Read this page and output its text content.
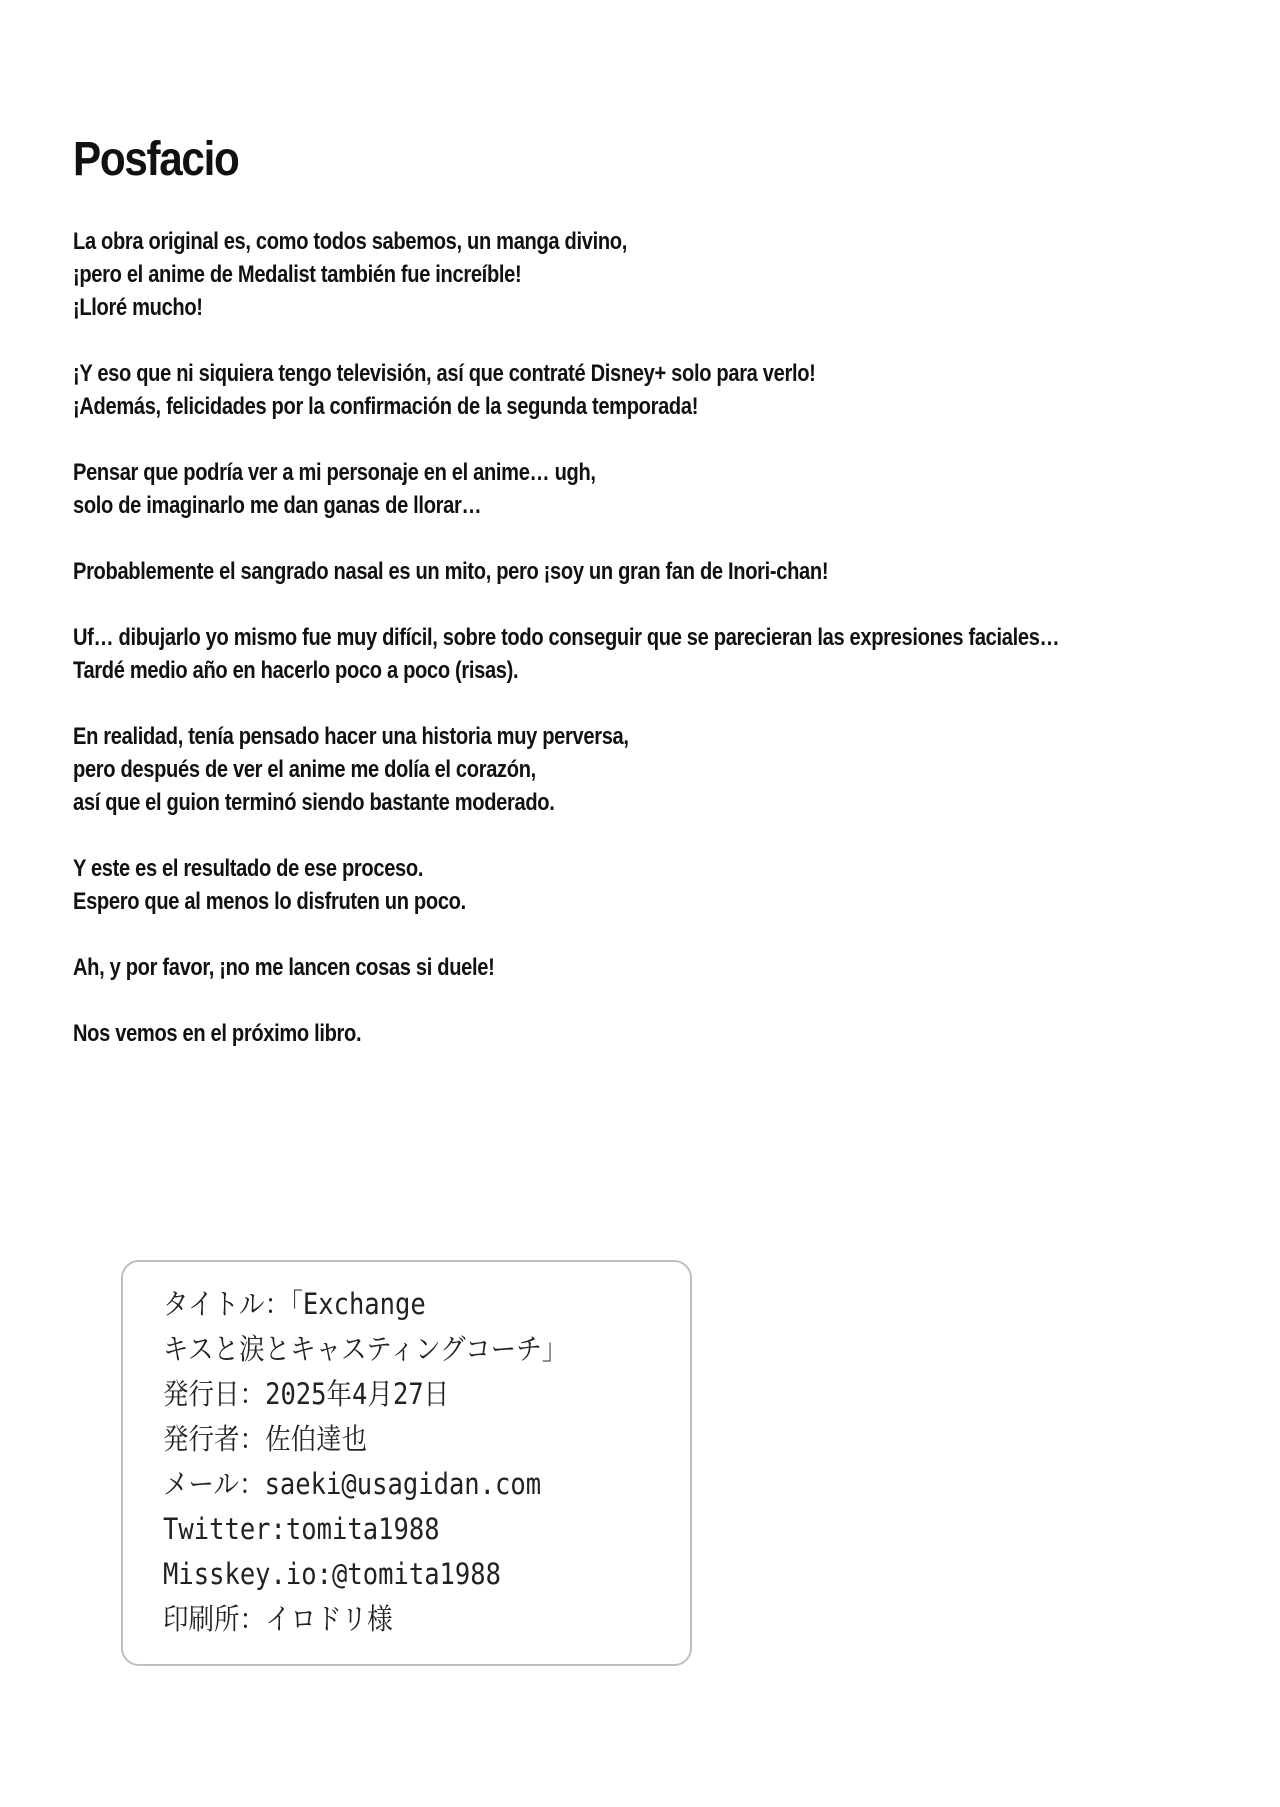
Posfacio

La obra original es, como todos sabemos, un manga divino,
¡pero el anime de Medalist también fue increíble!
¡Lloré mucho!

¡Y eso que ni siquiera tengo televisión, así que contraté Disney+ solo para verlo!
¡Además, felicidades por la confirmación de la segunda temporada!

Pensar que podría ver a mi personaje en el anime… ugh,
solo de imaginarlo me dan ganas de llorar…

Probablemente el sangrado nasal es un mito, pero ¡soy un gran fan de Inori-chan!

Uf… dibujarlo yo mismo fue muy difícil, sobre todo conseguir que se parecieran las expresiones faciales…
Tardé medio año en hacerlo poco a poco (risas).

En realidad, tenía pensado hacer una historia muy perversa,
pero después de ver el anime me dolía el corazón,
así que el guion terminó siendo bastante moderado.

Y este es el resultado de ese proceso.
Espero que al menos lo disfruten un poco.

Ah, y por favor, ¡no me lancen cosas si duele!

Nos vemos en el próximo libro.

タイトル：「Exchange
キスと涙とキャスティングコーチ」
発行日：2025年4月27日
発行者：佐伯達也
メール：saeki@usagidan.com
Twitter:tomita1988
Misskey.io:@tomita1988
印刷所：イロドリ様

- [TASK INSTRUCTIONS]: Print out the whole of the material word for word, without pictures.

- [COMPLETE ANSWER]:
Read this page and output its text content.
Posfacio

La obra original es, como todos sabemos, un manga divino,
¡pero el anime de Medalist también fue increíble!
¡Lloré mucho!

¡Y eso que ni siquiera tengo televisión, así que contraté Disney+ solo para verlo!
¡Además, felicidades por la confirmación de la segunda temporada!

Pensar que podría ver a mi personaje en el anime… ugh,
solo de imaginarlo me dan ganas de llorar…

Probablemente el sangrado nasal es un mito, pero ¡soy un gran fan de Inori-chan!

Uf… dibujarlo yo mismo fue muy difícil, sobre todo conseguir que se parecieran las expresiones faciales…
Tardé medio año en hacerlo poco a poco (risas).

En realidad, tenía pensado hacer una historia muy perversa,
pero después de ver el anime me dolía el corazón,
así que el guion terminó siendo bastante moderado.

Y este es el resultado de ese proceso.
Espero que al menos lo disfruten un poco.

Ah, y por favor, ¡no me lancen cosas si duele!

Nos vemos en el próximo libro.

タイトル：「Exchange
キスと涙とキャスティングコーチ」
発行日：2025年4月27日
発行者：佐伯達也
メール：saeki@usagidan.com
Twitter:tomita1988
Misskey.io:@tomita1988
印刷所：イロドリ様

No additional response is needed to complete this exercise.